Instructions for the task ::
Tell how many lines in the data below include the word "下列叙述错误的是". The answer is the number only.

________________________________________

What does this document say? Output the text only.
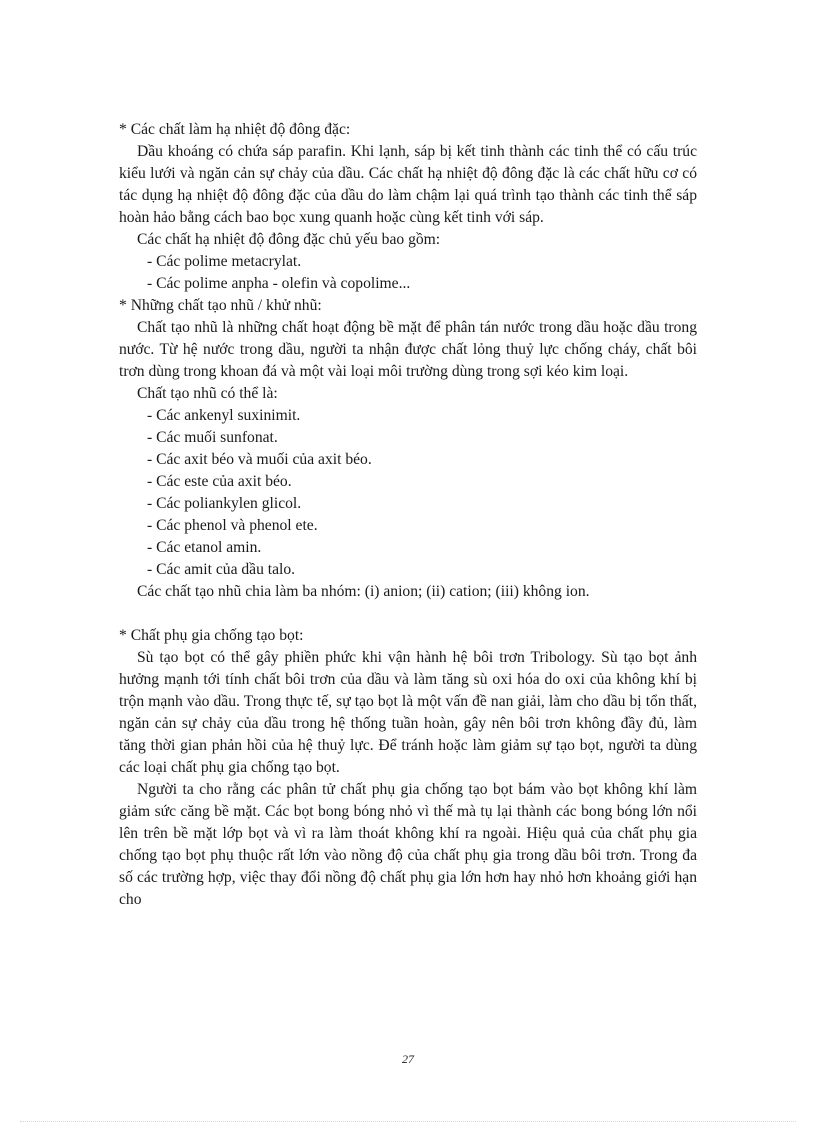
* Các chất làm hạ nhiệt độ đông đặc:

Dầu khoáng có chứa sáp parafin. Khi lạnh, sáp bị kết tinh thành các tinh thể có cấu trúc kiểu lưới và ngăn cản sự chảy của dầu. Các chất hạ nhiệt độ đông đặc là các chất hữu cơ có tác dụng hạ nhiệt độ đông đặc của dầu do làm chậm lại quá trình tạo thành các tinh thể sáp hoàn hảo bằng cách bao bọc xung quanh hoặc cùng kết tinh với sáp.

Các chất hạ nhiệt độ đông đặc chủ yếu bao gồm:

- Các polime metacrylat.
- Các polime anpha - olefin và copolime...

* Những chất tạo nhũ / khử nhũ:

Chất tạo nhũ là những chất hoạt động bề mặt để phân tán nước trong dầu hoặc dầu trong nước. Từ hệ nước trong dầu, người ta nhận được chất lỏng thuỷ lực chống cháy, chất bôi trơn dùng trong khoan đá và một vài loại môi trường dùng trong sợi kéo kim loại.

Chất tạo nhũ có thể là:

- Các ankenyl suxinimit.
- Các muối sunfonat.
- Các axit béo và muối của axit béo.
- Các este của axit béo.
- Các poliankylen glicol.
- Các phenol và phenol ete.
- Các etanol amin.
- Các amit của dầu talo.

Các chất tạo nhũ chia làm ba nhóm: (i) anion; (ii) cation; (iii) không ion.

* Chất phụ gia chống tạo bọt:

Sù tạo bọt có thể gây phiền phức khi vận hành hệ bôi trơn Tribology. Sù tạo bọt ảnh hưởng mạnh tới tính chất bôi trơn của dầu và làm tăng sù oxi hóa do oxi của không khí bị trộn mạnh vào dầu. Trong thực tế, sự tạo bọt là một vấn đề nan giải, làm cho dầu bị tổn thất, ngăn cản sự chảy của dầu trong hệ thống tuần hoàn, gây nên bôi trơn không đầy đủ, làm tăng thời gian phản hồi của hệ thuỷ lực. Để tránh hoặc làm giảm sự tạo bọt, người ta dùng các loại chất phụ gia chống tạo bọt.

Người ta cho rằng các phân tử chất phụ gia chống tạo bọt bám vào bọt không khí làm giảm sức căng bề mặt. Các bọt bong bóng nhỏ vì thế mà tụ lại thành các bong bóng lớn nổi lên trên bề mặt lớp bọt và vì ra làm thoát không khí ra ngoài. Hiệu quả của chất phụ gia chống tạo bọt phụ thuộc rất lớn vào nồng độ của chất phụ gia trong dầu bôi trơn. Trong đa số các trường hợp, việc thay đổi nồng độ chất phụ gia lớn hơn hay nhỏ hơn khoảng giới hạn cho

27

________________________________________

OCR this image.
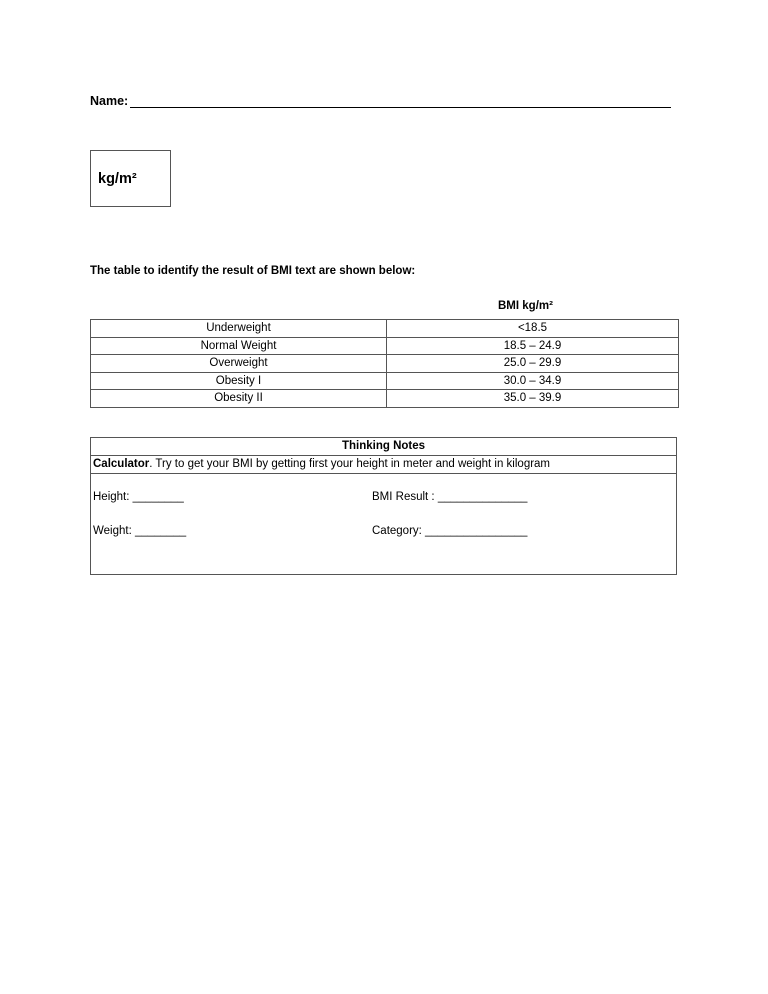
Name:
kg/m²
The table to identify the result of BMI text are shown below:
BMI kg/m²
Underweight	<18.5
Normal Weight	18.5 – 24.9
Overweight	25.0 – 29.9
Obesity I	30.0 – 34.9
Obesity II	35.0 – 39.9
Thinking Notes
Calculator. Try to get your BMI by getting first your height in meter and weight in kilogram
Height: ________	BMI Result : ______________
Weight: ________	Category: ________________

________________________________________

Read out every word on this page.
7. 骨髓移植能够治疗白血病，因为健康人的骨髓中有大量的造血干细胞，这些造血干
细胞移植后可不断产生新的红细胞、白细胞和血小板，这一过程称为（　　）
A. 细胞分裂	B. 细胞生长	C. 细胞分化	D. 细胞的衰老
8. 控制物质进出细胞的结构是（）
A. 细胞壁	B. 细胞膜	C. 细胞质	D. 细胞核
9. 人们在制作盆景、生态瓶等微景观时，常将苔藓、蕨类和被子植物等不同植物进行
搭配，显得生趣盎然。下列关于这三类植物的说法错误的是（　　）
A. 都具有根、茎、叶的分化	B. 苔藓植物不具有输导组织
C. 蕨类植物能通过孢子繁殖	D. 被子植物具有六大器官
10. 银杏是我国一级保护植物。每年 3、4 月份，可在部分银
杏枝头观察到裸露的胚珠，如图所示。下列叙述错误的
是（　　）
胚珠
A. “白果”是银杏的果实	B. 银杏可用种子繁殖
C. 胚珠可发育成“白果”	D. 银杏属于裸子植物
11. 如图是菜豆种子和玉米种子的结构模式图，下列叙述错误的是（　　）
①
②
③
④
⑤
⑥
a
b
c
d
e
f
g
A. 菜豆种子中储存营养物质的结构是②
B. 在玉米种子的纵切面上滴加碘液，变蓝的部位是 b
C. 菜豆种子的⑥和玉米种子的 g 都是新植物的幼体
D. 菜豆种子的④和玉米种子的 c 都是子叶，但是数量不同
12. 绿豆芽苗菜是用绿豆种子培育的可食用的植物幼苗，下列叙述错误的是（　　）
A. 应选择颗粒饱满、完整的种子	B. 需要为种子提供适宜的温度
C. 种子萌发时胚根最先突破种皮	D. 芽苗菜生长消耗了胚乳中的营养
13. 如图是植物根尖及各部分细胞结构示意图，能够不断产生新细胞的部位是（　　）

________________________________________

Final result ::
2